Data records
────────────────────

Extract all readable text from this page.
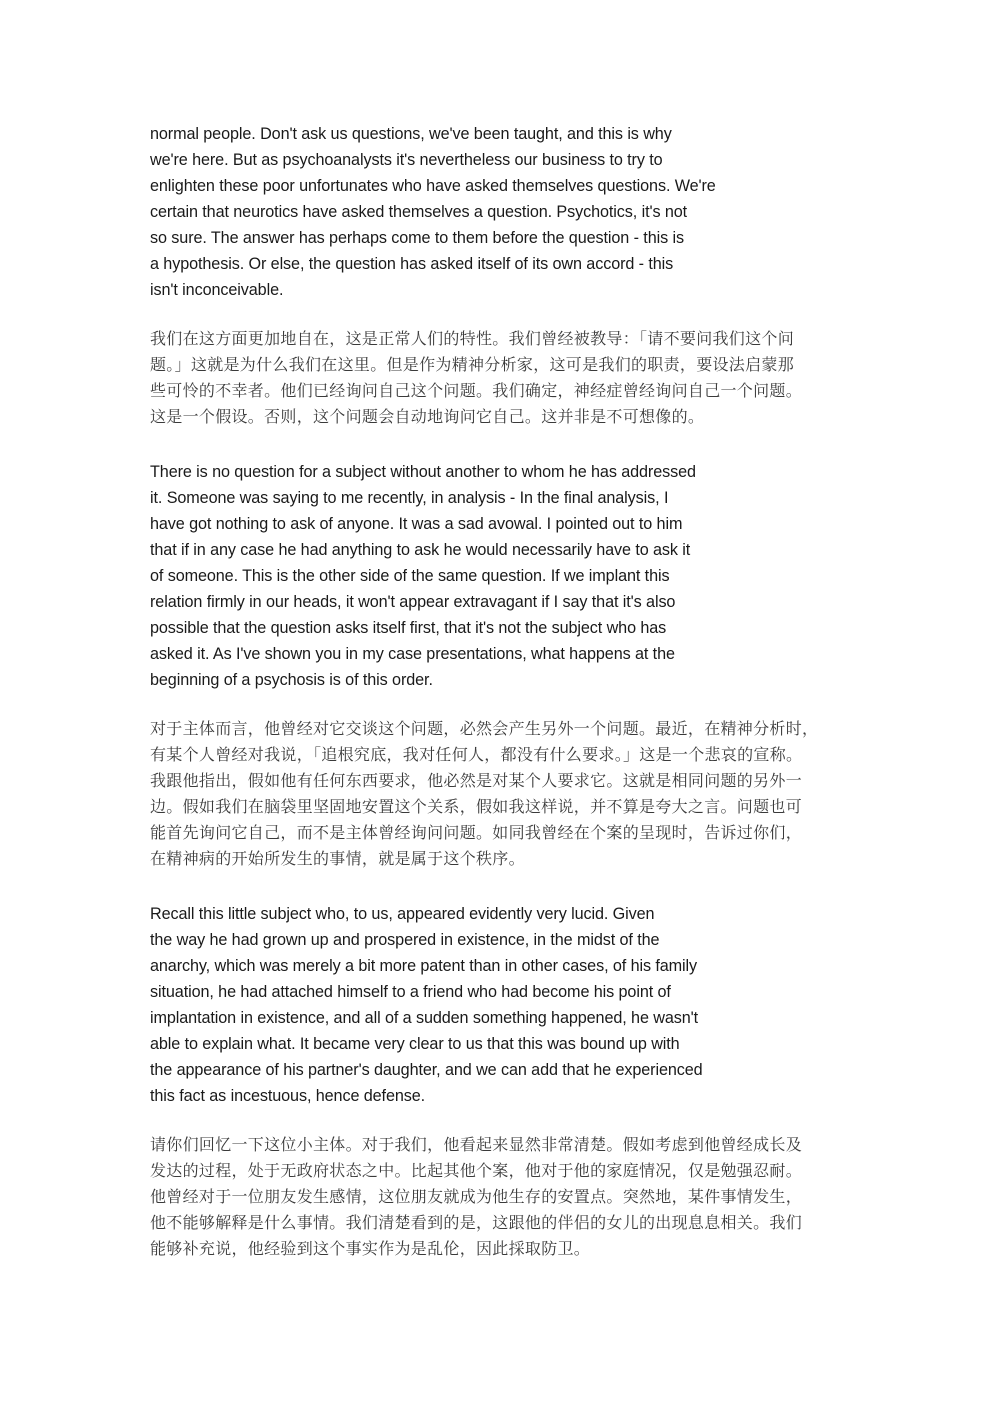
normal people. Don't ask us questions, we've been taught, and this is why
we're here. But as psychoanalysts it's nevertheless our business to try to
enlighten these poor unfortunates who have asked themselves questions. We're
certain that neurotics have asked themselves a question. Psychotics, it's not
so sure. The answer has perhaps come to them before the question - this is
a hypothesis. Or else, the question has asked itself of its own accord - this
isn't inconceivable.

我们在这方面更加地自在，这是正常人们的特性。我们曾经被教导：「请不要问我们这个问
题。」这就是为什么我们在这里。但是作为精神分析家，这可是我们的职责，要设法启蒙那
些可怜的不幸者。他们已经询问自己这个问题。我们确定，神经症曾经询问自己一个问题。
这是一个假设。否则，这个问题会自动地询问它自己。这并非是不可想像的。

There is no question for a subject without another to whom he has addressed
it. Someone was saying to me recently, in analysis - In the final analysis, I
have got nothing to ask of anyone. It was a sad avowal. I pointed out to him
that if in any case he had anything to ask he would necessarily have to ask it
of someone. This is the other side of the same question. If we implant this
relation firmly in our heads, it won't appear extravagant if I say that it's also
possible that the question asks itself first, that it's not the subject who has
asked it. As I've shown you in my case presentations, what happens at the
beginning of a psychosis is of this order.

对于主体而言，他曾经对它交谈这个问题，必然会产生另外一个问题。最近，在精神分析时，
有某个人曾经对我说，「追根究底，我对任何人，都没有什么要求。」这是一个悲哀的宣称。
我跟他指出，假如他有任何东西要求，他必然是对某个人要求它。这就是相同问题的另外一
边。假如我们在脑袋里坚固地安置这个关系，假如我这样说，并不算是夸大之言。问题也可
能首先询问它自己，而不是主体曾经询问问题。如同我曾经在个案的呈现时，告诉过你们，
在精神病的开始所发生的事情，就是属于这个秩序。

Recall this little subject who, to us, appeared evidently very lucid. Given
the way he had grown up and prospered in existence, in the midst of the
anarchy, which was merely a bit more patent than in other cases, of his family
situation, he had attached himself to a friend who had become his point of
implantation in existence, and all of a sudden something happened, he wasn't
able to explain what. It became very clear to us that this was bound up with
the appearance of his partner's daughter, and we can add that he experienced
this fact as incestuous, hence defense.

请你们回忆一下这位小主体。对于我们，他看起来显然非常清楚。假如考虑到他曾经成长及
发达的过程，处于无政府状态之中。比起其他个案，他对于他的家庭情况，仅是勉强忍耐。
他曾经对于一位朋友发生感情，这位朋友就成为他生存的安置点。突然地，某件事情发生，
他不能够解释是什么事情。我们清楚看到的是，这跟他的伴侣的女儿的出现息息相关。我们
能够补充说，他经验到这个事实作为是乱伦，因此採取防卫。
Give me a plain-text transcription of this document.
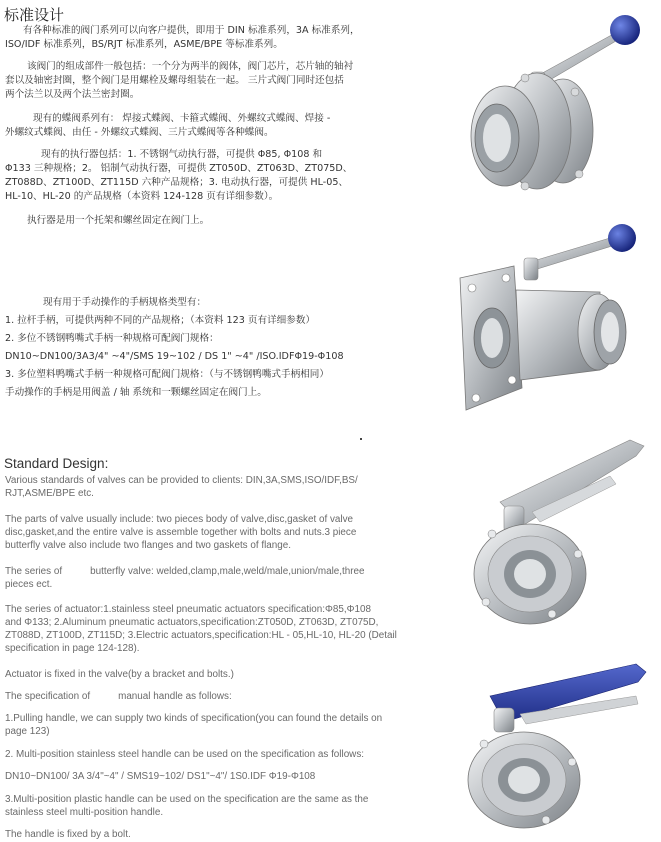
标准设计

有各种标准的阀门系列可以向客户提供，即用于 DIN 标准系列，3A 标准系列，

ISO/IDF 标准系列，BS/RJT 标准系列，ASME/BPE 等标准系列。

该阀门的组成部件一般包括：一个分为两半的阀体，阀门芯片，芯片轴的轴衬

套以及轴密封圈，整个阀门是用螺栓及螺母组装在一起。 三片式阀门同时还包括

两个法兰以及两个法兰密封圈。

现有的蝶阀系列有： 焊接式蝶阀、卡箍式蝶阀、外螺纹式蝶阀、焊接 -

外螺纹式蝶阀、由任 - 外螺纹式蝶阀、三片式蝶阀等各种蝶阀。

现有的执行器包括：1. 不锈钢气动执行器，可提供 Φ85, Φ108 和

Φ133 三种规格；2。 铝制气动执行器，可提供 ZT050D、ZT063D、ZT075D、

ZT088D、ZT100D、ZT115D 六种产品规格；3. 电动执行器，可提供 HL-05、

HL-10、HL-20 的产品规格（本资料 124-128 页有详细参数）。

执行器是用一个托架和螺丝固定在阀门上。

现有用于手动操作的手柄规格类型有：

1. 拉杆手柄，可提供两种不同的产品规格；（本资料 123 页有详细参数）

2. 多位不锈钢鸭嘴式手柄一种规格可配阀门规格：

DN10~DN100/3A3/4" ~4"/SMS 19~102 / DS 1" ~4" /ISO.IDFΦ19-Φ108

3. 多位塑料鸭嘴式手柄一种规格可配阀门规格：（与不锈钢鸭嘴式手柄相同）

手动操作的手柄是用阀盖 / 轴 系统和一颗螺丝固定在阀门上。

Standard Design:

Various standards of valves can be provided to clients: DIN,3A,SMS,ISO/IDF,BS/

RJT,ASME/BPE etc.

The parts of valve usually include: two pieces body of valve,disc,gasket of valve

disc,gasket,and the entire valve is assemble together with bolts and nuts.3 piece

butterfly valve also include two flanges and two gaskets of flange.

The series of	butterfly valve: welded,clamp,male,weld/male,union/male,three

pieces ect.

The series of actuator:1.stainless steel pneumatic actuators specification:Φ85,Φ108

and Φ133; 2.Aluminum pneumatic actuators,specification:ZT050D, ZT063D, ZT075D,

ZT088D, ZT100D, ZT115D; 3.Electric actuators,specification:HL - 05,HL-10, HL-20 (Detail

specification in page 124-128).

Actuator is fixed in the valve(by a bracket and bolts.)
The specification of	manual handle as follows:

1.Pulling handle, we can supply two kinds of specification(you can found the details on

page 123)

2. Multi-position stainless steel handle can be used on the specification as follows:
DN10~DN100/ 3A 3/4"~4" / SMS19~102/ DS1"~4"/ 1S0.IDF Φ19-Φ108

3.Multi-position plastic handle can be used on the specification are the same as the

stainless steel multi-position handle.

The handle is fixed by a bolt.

────────────────────

▶ STATED GOAL: Copy in full each line that holds the word "butterfly".

▶ EXPECTED OUTPUT:
butterfly valve also include two flanges and two gaskets of flange.
The series of	butterfly valve: welded,clamp,male,weld/male,union/male,three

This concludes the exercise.